• DATA FOR THIS EXERCISE:
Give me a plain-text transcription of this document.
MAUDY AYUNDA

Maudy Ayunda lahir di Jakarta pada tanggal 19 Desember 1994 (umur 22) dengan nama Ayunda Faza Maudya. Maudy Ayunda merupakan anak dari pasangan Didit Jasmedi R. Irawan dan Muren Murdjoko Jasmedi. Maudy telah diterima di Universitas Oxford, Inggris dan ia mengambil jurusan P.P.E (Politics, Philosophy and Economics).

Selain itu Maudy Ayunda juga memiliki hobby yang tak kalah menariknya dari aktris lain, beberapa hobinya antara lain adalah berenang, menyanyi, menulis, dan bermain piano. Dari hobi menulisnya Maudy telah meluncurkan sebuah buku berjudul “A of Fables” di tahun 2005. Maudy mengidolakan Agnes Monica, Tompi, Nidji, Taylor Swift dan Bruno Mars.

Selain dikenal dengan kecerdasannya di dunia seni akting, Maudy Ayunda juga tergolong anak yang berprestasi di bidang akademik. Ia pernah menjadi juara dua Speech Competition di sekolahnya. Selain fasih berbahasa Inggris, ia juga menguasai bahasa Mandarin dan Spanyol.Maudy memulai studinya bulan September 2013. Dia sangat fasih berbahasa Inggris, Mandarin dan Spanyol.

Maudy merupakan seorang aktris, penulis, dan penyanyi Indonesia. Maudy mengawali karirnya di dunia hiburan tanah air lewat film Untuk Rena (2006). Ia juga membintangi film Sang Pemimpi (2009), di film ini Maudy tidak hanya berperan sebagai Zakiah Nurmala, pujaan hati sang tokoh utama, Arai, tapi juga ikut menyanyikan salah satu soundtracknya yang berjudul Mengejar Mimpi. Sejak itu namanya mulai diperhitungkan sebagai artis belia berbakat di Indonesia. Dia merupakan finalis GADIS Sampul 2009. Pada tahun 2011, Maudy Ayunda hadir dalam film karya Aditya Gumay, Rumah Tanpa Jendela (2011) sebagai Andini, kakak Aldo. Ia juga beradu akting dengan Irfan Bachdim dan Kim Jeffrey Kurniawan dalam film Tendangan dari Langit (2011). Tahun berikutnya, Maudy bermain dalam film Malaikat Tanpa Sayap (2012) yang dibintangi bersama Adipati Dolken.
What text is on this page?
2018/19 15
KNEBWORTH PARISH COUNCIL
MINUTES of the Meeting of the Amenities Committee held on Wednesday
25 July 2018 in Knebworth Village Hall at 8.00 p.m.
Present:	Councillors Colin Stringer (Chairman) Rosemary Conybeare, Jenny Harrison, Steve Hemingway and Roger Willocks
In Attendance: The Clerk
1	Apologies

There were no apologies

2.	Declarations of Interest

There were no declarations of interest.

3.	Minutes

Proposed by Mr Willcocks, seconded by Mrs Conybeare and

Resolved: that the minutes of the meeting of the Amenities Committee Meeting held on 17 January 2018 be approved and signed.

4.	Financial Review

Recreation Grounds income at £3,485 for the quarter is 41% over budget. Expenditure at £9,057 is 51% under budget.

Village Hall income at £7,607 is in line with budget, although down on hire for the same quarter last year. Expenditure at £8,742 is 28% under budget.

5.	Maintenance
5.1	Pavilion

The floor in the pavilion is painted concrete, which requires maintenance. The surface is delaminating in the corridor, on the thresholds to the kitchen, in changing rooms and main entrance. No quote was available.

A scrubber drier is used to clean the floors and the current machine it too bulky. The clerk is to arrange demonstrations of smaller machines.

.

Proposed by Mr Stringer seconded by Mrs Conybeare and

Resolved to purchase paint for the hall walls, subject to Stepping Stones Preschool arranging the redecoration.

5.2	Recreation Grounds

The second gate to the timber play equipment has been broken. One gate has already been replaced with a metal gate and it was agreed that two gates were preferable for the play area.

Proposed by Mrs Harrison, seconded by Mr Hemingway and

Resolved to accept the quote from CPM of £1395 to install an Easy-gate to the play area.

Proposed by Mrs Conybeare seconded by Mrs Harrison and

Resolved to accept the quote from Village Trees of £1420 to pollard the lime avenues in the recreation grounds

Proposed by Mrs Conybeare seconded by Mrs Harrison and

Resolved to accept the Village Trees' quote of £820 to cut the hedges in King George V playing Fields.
* * *
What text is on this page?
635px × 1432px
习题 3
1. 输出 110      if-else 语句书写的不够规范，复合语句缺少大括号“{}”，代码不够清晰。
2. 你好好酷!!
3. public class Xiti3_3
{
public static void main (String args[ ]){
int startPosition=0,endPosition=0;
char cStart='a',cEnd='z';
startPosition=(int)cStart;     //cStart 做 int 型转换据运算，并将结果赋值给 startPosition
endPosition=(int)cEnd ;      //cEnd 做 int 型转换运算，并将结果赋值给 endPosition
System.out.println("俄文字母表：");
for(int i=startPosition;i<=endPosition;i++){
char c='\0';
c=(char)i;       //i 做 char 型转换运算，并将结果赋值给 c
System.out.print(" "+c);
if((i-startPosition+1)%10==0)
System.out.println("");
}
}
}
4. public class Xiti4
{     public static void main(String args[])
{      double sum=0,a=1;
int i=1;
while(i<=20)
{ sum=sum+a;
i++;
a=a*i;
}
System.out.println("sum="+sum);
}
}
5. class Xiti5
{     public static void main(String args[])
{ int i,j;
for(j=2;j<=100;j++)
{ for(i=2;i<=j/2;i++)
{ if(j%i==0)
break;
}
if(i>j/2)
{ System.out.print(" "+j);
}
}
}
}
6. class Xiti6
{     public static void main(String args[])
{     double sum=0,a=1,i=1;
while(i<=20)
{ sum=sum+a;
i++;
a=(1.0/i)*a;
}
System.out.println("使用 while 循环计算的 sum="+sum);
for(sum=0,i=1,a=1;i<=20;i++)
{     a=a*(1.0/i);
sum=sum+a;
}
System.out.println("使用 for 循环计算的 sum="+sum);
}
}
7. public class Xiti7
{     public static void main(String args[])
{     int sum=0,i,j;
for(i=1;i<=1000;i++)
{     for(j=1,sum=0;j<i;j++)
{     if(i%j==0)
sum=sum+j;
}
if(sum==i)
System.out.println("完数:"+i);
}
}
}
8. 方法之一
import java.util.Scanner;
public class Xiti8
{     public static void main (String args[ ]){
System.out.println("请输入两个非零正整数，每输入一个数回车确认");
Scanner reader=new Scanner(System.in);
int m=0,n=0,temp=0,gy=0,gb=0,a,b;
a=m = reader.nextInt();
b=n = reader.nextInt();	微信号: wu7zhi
--
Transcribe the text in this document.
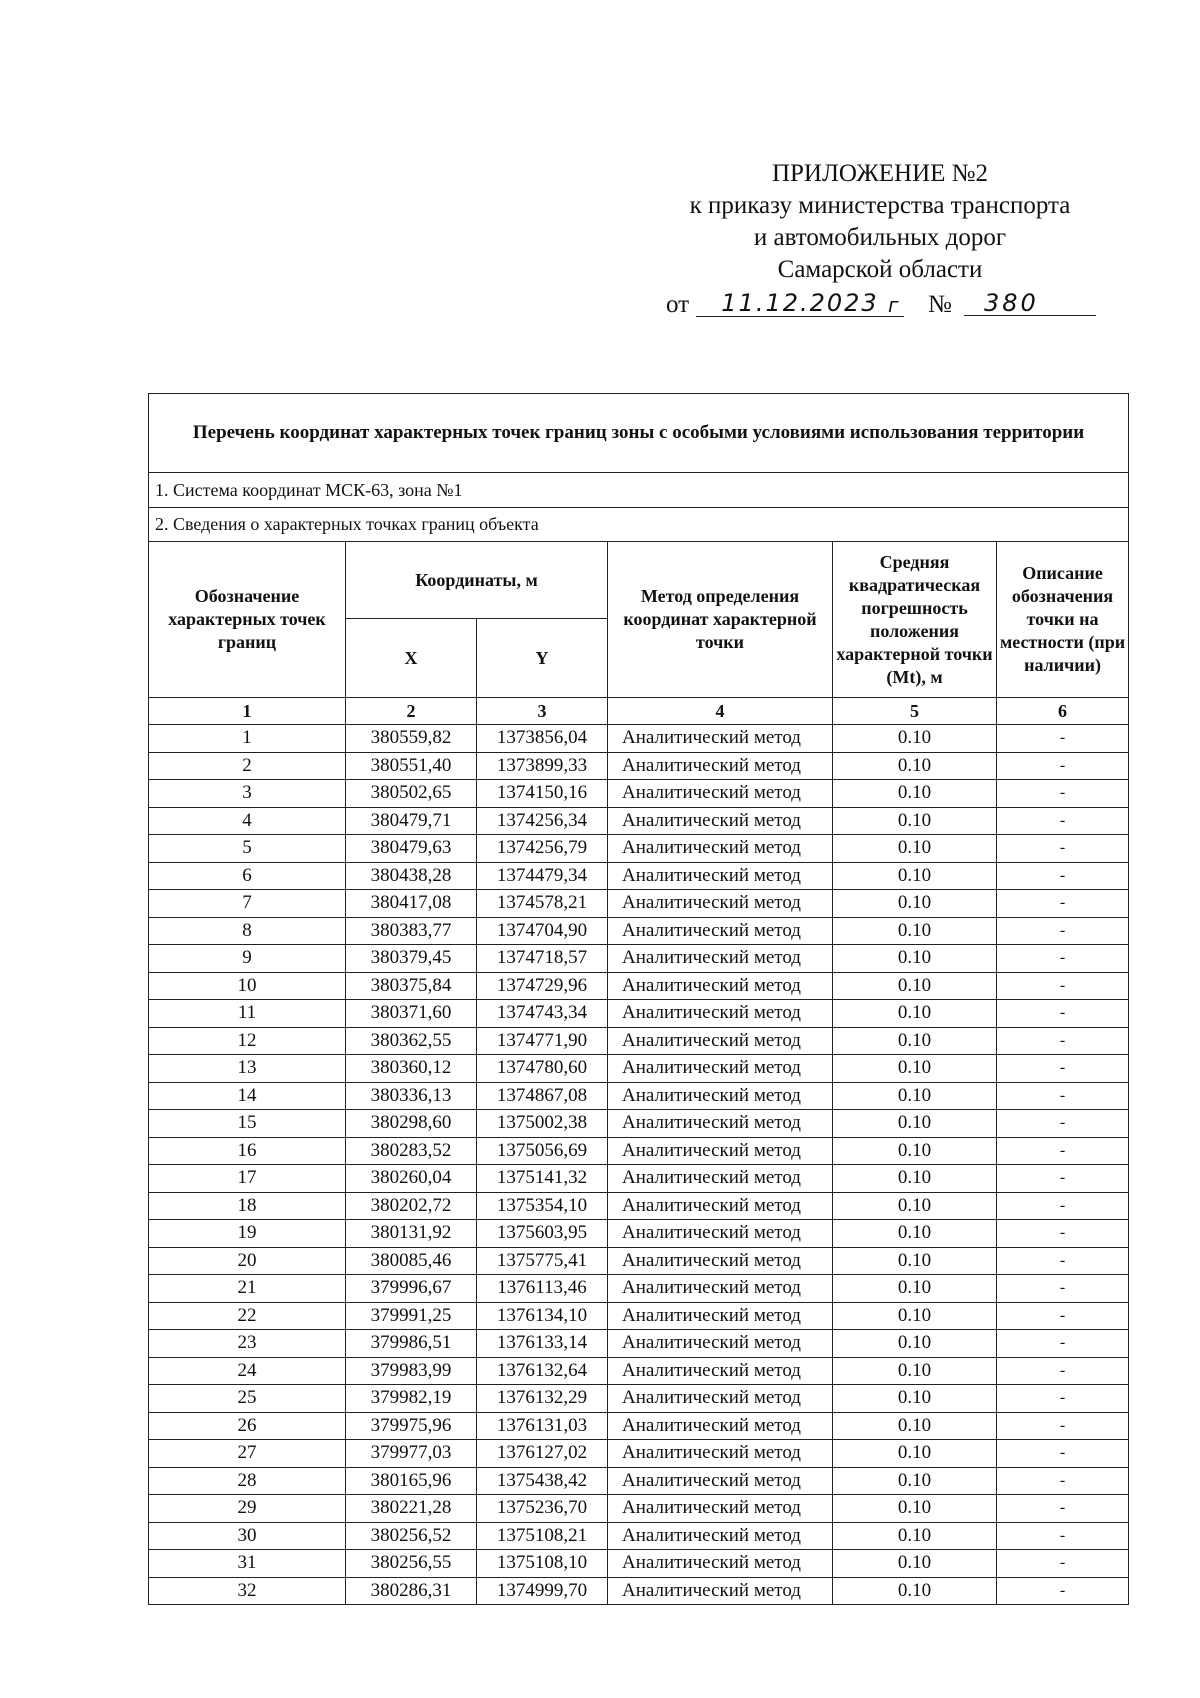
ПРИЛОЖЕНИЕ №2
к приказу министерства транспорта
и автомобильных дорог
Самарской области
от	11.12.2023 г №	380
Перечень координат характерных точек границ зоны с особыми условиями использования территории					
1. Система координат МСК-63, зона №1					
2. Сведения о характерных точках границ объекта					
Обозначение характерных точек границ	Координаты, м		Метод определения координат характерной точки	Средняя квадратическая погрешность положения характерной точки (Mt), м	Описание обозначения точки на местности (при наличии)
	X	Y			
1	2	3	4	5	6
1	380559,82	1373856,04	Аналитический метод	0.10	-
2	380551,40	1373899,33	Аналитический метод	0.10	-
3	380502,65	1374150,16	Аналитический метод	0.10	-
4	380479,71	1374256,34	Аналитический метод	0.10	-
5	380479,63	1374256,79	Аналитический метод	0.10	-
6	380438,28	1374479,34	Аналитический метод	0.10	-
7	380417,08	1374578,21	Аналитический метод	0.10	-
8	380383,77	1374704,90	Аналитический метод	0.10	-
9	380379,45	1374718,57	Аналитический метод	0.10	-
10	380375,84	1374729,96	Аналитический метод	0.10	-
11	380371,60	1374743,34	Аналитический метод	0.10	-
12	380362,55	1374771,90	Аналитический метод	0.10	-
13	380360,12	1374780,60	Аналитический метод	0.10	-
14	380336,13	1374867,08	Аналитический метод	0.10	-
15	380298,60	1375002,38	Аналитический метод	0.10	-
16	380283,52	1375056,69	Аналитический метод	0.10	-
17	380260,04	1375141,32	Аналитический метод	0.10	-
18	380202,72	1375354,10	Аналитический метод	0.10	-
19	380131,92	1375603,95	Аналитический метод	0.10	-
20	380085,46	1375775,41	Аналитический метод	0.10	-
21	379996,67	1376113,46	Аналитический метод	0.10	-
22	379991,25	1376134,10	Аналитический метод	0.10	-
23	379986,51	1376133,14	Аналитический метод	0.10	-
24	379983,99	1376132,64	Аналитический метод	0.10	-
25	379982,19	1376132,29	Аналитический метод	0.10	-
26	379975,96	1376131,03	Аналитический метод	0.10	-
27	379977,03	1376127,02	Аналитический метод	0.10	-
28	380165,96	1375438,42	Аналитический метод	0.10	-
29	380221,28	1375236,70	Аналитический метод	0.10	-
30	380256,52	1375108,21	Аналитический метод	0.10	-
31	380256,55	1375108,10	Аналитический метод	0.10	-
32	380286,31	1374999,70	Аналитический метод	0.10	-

• DO THIS: Reply with one number only: how many lines of the listing hold "area"?

• FULL OUTPUT: 2